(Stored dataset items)
((

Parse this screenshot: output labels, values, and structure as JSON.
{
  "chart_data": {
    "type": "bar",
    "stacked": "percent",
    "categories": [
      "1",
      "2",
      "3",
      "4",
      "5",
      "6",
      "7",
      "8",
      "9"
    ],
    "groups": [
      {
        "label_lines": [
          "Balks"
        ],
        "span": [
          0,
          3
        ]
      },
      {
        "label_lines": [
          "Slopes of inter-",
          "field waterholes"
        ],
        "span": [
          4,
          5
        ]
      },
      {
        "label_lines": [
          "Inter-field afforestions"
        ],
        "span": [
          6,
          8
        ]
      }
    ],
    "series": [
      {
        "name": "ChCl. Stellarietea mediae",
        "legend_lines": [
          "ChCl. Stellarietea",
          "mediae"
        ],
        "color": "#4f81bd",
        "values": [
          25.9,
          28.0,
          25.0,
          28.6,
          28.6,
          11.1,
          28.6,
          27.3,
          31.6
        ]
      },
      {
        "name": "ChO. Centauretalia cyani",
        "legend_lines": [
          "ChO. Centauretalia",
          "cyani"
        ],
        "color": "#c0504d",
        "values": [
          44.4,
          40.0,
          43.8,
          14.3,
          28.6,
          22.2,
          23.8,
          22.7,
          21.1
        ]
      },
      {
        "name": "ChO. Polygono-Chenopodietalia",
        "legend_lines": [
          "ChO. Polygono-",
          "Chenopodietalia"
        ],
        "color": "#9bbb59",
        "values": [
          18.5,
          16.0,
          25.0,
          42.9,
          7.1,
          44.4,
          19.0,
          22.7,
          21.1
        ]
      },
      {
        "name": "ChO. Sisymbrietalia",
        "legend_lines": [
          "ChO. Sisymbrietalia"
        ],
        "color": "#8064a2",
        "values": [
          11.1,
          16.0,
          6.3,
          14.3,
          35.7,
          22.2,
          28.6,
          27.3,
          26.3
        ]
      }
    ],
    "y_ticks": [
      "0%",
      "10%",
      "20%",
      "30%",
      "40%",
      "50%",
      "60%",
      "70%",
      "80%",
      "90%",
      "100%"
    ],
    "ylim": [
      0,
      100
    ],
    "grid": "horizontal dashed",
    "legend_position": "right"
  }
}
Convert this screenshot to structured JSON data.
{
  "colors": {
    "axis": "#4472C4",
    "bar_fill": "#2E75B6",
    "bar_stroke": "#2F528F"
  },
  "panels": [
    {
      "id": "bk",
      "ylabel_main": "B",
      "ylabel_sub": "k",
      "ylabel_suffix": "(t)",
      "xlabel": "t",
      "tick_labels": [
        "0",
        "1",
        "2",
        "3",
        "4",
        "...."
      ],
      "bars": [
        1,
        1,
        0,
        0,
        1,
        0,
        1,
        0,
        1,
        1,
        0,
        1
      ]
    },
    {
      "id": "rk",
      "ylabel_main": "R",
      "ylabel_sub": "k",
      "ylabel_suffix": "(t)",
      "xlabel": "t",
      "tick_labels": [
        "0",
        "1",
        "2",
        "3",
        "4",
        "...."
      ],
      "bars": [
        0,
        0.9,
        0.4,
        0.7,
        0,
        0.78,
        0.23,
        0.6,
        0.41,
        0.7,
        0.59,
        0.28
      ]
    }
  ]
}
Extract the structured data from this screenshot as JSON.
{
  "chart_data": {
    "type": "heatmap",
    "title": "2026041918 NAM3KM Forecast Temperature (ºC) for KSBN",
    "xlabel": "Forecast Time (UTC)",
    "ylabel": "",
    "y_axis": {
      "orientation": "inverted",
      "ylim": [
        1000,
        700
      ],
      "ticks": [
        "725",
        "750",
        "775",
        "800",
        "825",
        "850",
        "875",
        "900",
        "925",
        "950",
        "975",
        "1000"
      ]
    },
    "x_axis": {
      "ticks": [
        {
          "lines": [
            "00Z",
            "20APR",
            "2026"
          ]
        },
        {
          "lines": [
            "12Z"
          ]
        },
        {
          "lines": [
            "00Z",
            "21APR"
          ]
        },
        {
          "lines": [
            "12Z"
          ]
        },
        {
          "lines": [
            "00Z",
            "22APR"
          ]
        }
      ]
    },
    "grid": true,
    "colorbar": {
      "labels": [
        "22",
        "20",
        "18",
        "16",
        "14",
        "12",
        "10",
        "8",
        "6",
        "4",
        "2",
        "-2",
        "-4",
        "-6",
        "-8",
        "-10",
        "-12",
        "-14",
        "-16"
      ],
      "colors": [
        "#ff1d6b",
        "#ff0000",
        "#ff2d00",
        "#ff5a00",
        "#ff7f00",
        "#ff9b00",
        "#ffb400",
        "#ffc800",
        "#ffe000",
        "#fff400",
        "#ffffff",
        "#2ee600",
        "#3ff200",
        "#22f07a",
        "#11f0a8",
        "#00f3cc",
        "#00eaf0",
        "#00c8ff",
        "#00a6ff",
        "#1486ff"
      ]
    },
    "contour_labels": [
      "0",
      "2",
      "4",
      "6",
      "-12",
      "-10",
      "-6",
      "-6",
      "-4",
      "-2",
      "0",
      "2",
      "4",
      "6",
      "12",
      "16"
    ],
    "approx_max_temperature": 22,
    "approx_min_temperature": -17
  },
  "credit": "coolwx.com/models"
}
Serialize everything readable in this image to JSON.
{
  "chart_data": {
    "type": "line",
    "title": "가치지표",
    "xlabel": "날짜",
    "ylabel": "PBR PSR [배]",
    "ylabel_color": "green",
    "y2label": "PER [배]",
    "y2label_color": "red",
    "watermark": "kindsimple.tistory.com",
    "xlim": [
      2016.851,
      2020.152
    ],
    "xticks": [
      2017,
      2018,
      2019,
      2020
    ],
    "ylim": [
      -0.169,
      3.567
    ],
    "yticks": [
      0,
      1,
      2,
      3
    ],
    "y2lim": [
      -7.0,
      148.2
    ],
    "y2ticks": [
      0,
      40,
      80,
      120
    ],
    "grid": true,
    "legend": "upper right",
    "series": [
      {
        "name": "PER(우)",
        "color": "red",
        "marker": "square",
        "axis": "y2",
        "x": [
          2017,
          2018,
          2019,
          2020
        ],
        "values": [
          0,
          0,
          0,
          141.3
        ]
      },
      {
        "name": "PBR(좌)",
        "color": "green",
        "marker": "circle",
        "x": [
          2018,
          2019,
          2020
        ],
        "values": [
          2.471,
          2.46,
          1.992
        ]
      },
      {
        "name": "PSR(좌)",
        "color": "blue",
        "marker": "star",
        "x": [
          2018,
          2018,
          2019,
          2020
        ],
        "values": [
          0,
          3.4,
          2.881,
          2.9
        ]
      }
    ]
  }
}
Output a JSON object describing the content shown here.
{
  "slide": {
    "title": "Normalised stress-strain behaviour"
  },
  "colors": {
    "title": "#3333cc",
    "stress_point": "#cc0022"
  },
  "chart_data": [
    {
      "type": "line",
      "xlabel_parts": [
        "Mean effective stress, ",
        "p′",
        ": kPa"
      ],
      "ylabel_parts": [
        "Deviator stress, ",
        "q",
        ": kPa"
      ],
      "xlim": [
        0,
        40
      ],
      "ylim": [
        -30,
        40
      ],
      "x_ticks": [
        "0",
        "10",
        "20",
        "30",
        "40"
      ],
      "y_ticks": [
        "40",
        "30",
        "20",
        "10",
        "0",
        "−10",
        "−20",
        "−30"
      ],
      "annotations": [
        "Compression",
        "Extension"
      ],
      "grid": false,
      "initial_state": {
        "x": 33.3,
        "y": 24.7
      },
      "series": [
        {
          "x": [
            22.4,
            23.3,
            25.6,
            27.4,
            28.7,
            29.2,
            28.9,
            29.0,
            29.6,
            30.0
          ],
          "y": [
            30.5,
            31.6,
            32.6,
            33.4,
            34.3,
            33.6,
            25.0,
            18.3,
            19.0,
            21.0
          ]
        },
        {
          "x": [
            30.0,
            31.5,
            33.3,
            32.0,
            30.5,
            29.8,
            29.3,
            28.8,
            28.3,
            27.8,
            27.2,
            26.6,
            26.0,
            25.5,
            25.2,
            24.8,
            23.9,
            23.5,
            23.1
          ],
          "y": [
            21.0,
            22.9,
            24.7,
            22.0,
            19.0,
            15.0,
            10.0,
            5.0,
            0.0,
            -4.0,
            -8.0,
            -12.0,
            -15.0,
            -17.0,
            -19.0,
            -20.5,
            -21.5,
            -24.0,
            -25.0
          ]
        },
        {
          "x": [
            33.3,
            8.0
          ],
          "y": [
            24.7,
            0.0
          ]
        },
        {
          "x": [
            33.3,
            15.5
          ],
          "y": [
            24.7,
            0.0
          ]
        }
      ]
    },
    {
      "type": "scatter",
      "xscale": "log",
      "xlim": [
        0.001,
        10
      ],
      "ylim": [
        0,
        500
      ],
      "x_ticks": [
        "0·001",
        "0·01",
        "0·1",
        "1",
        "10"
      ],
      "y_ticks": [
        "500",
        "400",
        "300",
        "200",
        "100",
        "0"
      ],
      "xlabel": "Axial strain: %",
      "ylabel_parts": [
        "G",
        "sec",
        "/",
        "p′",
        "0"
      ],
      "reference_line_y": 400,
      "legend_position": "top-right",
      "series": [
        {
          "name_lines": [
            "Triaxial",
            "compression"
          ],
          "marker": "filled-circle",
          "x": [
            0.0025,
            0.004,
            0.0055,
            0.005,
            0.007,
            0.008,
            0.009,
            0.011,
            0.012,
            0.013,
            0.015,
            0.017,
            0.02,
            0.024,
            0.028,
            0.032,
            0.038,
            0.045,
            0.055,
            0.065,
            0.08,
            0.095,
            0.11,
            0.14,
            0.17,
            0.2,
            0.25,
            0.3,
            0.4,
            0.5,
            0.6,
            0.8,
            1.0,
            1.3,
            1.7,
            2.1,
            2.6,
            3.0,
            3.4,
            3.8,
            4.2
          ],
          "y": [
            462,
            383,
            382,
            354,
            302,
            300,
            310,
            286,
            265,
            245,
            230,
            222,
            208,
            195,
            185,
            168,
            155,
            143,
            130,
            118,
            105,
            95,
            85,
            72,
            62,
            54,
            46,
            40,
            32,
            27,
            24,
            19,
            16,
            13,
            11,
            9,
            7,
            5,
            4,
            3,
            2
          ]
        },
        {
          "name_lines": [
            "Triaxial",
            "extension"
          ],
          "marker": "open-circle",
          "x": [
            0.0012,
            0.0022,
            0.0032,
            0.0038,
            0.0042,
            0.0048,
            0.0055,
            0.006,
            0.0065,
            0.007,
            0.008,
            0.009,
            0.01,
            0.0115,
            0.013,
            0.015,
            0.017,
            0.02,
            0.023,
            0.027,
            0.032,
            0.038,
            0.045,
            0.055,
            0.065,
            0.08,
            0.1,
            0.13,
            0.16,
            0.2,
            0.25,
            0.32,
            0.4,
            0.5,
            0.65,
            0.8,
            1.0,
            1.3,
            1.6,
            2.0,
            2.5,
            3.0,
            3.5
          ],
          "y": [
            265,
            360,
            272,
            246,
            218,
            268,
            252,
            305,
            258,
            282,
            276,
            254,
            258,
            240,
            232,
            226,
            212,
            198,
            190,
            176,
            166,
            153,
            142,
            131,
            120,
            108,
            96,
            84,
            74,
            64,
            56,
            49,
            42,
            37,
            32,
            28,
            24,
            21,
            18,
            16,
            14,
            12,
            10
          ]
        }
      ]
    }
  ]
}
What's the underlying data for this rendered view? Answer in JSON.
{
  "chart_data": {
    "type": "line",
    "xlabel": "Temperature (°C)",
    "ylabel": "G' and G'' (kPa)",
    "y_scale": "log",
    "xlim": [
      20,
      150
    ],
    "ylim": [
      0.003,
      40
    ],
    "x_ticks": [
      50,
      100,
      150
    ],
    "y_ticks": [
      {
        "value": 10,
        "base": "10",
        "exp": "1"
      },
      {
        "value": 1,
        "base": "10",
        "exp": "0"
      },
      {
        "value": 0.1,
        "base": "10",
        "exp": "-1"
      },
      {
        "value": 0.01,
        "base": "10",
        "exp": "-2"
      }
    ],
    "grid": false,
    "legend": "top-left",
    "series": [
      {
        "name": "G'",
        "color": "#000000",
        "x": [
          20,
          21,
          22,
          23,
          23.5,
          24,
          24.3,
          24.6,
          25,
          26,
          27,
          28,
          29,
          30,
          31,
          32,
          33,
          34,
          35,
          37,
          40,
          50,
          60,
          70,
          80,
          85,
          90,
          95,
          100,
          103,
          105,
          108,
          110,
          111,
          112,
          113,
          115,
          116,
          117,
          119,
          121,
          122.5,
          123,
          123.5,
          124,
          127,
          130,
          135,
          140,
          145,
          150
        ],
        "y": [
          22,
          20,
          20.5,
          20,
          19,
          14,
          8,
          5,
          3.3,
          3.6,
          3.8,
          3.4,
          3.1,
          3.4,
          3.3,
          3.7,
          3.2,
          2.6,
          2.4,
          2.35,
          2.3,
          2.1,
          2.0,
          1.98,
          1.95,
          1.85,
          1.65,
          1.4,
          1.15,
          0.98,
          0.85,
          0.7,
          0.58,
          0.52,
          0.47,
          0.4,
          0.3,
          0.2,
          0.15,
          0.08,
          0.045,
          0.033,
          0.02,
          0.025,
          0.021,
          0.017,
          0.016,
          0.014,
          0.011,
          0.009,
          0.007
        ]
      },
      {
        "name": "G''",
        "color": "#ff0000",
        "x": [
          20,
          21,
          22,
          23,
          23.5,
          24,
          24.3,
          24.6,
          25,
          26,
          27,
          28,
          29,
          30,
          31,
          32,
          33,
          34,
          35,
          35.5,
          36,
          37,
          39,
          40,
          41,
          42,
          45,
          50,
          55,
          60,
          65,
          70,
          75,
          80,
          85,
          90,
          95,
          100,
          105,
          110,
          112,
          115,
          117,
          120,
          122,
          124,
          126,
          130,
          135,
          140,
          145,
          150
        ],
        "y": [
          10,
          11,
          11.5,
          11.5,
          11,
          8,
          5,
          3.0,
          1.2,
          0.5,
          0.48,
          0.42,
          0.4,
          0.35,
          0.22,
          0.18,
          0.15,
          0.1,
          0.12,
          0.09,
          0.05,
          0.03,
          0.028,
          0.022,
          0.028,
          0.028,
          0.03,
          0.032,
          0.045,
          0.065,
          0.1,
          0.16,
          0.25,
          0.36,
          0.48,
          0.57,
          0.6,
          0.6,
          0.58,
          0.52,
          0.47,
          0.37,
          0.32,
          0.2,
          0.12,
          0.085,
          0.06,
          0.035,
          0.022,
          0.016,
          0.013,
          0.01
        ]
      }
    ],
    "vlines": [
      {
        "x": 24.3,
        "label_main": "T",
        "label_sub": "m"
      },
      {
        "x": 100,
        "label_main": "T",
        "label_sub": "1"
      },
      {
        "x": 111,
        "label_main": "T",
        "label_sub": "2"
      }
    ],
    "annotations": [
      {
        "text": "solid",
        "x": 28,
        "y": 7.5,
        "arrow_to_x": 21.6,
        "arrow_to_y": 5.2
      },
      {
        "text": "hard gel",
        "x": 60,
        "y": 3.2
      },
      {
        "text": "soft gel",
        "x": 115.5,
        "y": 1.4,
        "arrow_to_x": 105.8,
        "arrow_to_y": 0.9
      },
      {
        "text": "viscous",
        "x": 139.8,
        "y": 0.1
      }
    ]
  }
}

))

• _Set task_: Determine how many lines in the data above contain the string "Polygono". Give nothing except the number.

• _Answer_: 2